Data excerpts

☆ ☆ ☆ ☆ ☆

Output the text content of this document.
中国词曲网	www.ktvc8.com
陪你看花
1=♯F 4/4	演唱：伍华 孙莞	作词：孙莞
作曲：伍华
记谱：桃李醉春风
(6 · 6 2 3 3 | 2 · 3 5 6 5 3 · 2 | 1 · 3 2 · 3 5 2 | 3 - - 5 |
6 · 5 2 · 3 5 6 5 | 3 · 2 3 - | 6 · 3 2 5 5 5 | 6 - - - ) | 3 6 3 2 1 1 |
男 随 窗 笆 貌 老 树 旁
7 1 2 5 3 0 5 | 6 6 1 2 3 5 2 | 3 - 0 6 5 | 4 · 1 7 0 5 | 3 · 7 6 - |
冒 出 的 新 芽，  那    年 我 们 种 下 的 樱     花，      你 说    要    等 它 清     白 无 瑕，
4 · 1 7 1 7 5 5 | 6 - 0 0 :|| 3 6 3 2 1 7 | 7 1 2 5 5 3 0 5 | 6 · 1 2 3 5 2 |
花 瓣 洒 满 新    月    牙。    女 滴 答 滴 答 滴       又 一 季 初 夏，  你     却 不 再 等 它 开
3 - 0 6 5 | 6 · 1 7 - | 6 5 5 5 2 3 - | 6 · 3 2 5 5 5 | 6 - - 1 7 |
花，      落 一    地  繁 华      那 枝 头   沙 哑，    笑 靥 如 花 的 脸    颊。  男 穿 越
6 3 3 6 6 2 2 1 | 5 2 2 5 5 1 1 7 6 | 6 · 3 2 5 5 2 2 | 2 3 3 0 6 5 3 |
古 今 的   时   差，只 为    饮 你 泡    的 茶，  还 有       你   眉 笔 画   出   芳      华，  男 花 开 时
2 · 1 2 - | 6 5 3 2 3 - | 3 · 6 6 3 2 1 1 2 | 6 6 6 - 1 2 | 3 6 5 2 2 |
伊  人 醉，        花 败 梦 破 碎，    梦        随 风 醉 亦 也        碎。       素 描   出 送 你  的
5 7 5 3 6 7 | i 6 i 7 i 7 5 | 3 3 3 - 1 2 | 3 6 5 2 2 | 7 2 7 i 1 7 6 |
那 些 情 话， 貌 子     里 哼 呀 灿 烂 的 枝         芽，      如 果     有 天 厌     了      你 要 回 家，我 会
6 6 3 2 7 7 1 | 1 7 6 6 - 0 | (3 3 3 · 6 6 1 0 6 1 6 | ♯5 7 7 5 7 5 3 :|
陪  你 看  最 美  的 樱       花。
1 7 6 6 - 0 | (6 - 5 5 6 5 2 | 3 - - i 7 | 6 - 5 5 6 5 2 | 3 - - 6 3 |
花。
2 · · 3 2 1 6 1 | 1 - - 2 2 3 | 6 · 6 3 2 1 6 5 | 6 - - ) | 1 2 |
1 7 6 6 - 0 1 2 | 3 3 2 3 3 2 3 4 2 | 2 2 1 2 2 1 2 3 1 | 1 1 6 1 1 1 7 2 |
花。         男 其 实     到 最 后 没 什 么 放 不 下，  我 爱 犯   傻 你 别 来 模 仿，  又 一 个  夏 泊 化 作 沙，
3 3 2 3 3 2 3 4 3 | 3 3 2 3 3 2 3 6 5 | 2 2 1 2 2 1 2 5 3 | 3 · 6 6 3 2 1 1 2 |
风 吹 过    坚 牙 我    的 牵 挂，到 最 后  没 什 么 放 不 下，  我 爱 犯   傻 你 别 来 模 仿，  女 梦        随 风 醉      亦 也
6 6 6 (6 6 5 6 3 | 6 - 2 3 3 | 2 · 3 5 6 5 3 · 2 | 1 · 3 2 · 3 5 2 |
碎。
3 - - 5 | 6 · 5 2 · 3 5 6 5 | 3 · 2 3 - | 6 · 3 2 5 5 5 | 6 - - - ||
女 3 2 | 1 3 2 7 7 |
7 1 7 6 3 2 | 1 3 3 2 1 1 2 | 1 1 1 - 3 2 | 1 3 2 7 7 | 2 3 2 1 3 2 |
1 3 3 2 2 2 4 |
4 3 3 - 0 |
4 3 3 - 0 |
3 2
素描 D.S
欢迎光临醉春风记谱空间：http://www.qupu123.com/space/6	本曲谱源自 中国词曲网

☆ ☆ ☆ ☆ ☆

Print the whole listing exactly as it is.

Output the text content of this document.
中国词曲网	www.ktvc8.com
陪你看花
1=♯F 4/4	演唱：伍华 孙莞	作词：孙莞
作曲：伍华
记谱：桃李醉春风
(6 · 6 2 3 3 | 2 · 3 5 6 5 3 · 2 | 1 · 3 2 · 3 5 2 | 3 - - 5 |
6 · 5 2 · 3 5 6 5 | 3 · 2 3 - | 6 · 3 2 5 5 5 | 6 - - - ) | 3 6 3 2 1 1 |
男 随 窗 笆 貌 老 树 旁
7 1 2 5 3 0 5 | 6 6 1 2 3 5 2 | 3 - 0 6 5 | 4 · 1 7 0 5 | 3 · 7 6 - |
冒 出 的 新 芽，  那    年 我 们 种 下 的 樱     花，      你 说    要    等 它 清     白 无 瑕，
4 · 1 7 1 7 5 5 | 6 - 0 0 :|| 3 6 3 2 1 7 | 7 1 2 5 5 3 0 5 | 6 · 1 2 3 5 2 |
花 瓣 洒 满 新    月    牙。    女 滴 答 滴 答 滴       又 一 季 初 夏，  你     却 不 再 等 它 开
3 - 0 6 5 | 6 · 1 7 - | 6 5 5 5 2 3 - | 6 · 3 2 5 5 5 | 6 - - 1 7 |
花，      落 一    地  繁 华      那 枝 头   沙 哑，    笑 靥 如 花 的 脸    颊。  男 穿 越
6 3 3 6 6 2 2 1 | 5 2 2 5 5 1 1 7 6 | 6 · 3 2 5 5 2 2 | 2 3 3 0 6 5 3 |
古 今 的   时   差，只 为    饮 你 泡    的 茶，  还 有       你   眉 笔 画   出   芳      华，  男 花 开 时
2 · 1 2 - | 6 5 3 2 3 - | 3 · 6 6 3 2 1 1 2 | 6 6 6 - 1 2 | 3 6 5 2 2 |
伊  人 醉，        花 败 梦 破 碎，    梦        随 风 醉 亦 也        碎。       素 描   出 送 你  的
5 7 5 3 6 7 | i 6 i 7 i 7 5 | 3 3 3 - 1 2 | 3 6 5 2 2 | 7 2 7 i 1 7 6 |
那 些 情 话， 貌 子     里 哼 呀 灿 烂 的 枝         芽，      如 果     有 天 厌     了      你 要 回 家，我 会
6 6 3 2 7 7 1 | 1 7 6 6 - 0 | (3 3 3 · 6 6 1 0 6 1 6 | ♯5 7 7 5 7 5 3 :|
陪  你 看  最 美  的 樱       花。
1 7 6 6 - 0 | (6 - 5 5 6 5 2 | 3 - - i 7 | 6 - 5 5 6 5 2 | 3 - - 6 3 |
花。
2 · · 3 2 1 6 1 | 1 - - 2 2 3 | 6 · 6 3 2 1 6 5 | 6 - - ) | 1 2 |
1 7 6 6 - 0 1 2 | 3 3 2 3 3 2 3 4 2 | 2 2 1 2 2 1 2 3 1 | 1 1 6 1 1 1 7 2 |
花。         男 其 实     到 最 后 没 什 么 放 不 下，  我 爱 犯   傻 你 别 来 模 仿，  又 一 个  夏 泊 化 作 沙，
3 3 2 3 3 2 3 4 3 | 3 3 2 3 3 2 3 6 5 | 2 2 1 2 2 1 2 5 3 | 3 · 6 6 3 2 1 1 2 |
风 吹 过    坚 牙 我    的 牵 挂，到 最 后  没 什 么 放 不 下，  我 爱 犯   傻 你 别 来 模 仿，  女 梦        随 风 醉      亦 也
6 6 6 (6 6 5 6 3 | 6 - 2 3 3 | 2 · 3 5 6 5 3 · 2 | 1 · 3 2 · 3 5 2 |
碎。
3 - - 5 | 6 · 5 2 · 3 5 6 5 | 3 · 2 3 - | 6 · 3 2 5 5 5 | 6 - - - ||
女 3 2 | 1 3 2 7 7 |
7 1 7 6 3 2 | 1 3 3 2 1 1 2 | 1 1 1 - 3 2 | 1 3 2 7 7 | 2 3 2 1 3 2 |
1 3 3 2 2 2 4 |
4 3 3 - 0 |
4 3 3 - 0 |
3 2
素描 D.S
欢迎光临醉春风记谱空间：http://www.qupu123.com/space/6	本曲谱源自 中国词曲网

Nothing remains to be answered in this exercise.